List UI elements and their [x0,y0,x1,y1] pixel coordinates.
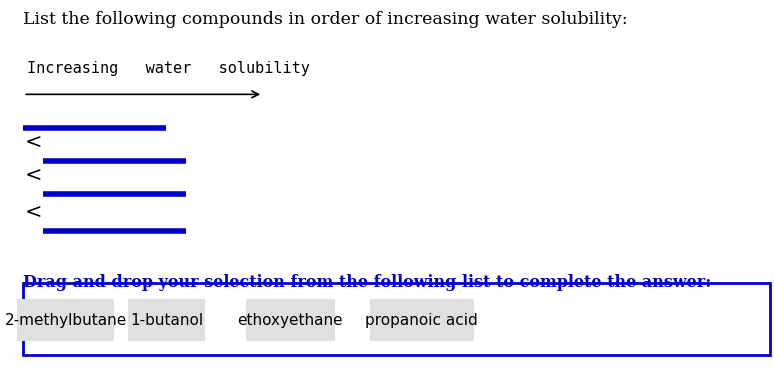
Text: <: < [25,134,43,153]
Text: List the following compounds in order of increasing water solubility:: List the following compounds in order of… [23,11,628,28]
Text: 1-butanol: 1-butanol [130,313,203,327]
Text: Increasing   water   solubility: Increasing water solubility [27,61,310,76]
Text: Drag and drop your selection from the following list to complete the answer:: Drag and drop your selection from the fo… [23,274,711,291]
Text: ethoxyethane: ethoxyethane [238,313,343,327]
FancyBboxPatch shape [128,299,205,341]
FancyBboxPatch shape [23,283,770,355]
Text: propanoic acid: propanoic acid [365,313,478,327]
FancyBboxPatch shape [18,299,115,341]
FancyBboxPatch shape [370,299,474,341]
Text: <: < [25,167,43,186]
FancyBboxPatch shape [246,299,334,341]
Text: <: < [25,204,43,223]
Text: 2-methylbutane: 2-methylbutane [5,313,127,327]
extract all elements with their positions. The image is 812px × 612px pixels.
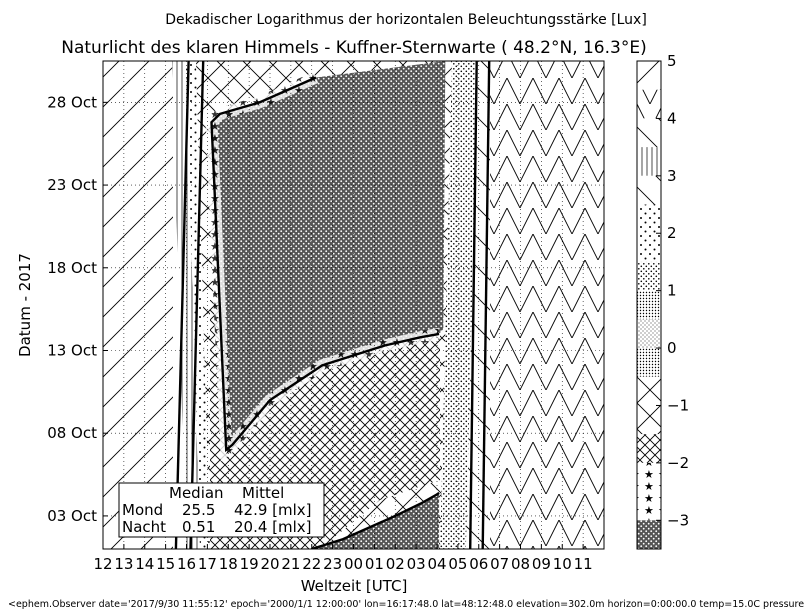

*Task prompt*. Put each of the lines above into a numbered list, skipping any blank lines and leaving out the pictures.

*Solution*.
1. List UI elements and their [x0,y0,x1,y1] pixel coordinates.
2. Text: <: < [25,134,43,153]
3. Text: List the following compounds in order of increasing water solubility:: List the following compounds in order of… [23,11,628,28]
4. Text: 1-butanol: 1-butanol [130,313,203,327]
5. Text: Increasing   water   solubility: Increasing water solubility [27,61,310,76]
6. Text: Drag and drop your selection from the following list to complete the answer:: Drag and drop your selection from the fo… [23,274,711,291]
7. Text: ethoxyethane: ethoxyethane [238,313,343,327]
8. FancyBboxPatch shape [128,299,205,341]
9. FancyBboxPatch shape [23,283,770,355]
10. Text: propanoic acid: propanoic acid [365,313,478,327]
11. FancyBboxPatch shape [18,299,115,341]
12. FancyBboxPatch shape [370,299,474,341]
13. Text: <: < [25,167,43,186]
14. FancyBboxPatch shape [246,299,334,341]
15. Text: <: < [25,204,43,223]
16. Text: 2-methylbutane: 2-methylbutane [5,313,127,327]
17. extract all elements with their positions. The image is 812px × 612px pixels.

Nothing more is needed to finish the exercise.